*Task objective*:
Below is a block of data; give all of it again word for word.
**********
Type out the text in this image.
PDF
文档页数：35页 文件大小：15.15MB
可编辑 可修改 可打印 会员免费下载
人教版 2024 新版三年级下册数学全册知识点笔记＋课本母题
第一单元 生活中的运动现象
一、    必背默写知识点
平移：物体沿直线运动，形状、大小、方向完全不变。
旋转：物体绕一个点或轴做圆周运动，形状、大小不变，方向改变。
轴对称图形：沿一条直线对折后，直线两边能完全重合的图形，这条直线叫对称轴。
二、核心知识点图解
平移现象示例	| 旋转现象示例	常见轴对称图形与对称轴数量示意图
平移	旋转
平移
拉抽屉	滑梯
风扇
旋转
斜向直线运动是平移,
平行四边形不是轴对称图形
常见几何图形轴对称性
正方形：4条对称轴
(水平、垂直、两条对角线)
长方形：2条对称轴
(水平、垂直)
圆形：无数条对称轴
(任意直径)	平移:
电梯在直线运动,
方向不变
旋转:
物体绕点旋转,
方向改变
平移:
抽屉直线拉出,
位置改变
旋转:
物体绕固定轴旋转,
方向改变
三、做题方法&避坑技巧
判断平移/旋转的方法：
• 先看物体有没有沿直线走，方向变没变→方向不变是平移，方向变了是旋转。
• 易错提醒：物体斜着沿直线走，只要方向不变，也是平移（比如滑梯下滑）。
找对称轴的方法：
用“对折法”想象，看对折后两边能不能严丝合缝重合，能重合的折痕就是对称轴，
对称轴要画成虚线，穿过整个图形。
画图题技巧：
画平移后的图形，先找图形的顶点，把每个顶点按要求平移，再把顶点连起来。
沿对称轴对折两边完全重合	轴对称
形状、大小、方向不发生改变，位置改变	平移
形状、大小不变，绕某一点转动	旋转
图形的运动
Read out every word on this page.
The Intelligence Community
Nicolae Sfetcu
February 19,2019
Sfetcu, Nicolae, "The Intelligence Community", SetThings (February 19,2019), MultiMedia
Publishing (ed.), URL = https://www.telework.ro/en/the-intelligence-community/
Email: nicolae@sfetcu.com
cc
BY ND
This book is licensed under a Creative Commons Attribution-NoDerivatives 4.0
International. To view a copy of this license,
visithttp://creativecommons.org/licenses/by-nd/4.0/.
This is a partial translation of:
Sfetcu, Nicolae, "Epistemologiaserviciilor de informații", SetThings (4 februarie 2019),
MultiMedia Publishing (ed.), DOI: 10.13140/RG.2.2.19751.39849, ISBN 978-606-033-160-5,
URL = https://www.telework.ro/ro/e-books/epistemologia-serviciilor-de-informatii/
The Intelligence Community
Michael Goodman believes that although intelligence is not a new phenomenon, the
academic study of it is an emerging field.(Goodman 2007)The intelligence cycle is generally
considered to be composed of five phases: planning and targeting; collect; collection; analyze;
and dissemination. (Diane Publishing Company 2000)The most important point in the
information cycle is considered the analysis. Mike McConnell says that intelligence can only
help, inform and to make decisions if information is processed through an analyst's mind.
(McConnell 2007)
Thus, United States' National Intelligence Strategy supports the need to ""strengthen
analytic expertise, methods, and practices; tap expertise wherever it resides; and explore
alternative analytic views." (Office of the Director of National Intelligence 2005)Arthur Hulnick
**********
*Exercise answer*:
Type out the text in this image.
PDF
文档页数：35页 文件大小：15.15MB
可编辑 可修改 可打印 会员免费下载
人教版 2024 新版三年级下册数学全册知识点笔记＋课本母题
第一单元 生活中的运动现象
一、    必背默写知识点
平移：物体沿直线运动，形状、大小、方向完全不变。
旋转：物体绕一个点或轴做圆周运动，形状、大小不变，方向改变。
轴对称图形：沿一条直线对折后，直线两边能完全重合的图形，这条直线叫对称轴。
二、核心知识点图解
平移现象示例	| 旋转现象示例	常见轴对称图形与对称轴数量示意图
平移	旋转
平移
拉抽屉	滑梯
风扇
旋转
斜向直线运动是平移,
平行四边形不是轴对称图形
常见几何图形轴对称性
正方形：4条对称轴
(水平、垂直、两条对角线)
长方形：2条对称轴
(水平、垂直)
圆形：无数条对称轴
(任意直径)	平移:
电梯在直线运动,
方向不变
旋转:
物体绕点旋转,
方向改变
平移:
抽屉直线拉出,
位置改变
旋转:
物体绕固定轴旋转,
方向改变
三、做题方法&避坑技巧
判断平移/旋转的方法：
• 先看物体有没有沿直线走，方向变没变→方向不变是平移，方向变了是旋转。
• 易错提醒：物体斜着沿直线走，只要方向不变，也是平移（比如滑梯下滑）。
找对称轴的方法：
用“对折法”想象，看对折后两边能不能严丝合缝重合，能重合的折痕就是对称轴，
对称轴要画成虚线，穿过整个图形。
画图题技巧：
画平移后的图形，先找图形的顶点，把每个顶点按要求平移，再把顶点连起来。
沿对称轴对折两边完全重合	轴对称
形状、大小、方向不发生改变，位置改变	平移
形状、大小不变，绕某一点转动	旋转
图形的运动
Read out every word on this page.
The Intelligence Community
Nicolae Sfetcu
February 19,2019
Sfetcu, Nicolae, "The Intelligence Community", SetThings (February 19,2019), MultiMedia
Publishing (ed.), URL = https://www.telework.ro/en/the-intelligence-community/
Email: nicolae@sfetcu.com
cc
BY ND
This book is licensed under a Creative Commons Attribution-NoDerivatives 4.0
International. To view a copy of this license,
visithttp://creativecommons.org/licenses/by-nd/4.0/.
This is a partial translation of:
Sfetcu, Nicolae, "Epistemologiaserviciilor de informații", SetThings (4 februarie 2019),
MultiMedia Publishing (ed.), DOI: 10.13140/RG.2.2.19751.39849, ISBN 978-606-033-160-5,
URL = https://www.telework.ro/ro/e-books/epistemologia-serviciilor-de-informatii/
The Intelligence Community
Michael Goodman believes that although intelligence is not a new phenomenon, the
academic study of it is an emerging field.(Goodman 2007)The intelligence cycle is generally
considered to be composed of five phases: planning and targeting; collect; collection; analyze;
and dissemination. (Diane Publishing Company 2000)The most important point in the
information cycle is considered the analysis. Mike McConnell says that intelligence can only
help, inform and to make decisions if information is processed through an analyst's mind.
(McConnell 2007)
Thus, United States' National Intelligence Strategy supports the need to ""strengthen
analytic expertise, methods, and practices; tap expertise wherever it resides; and explore
alternative analytic views." (Office of the Director of National Intelligence 2005)Arthur Hulnick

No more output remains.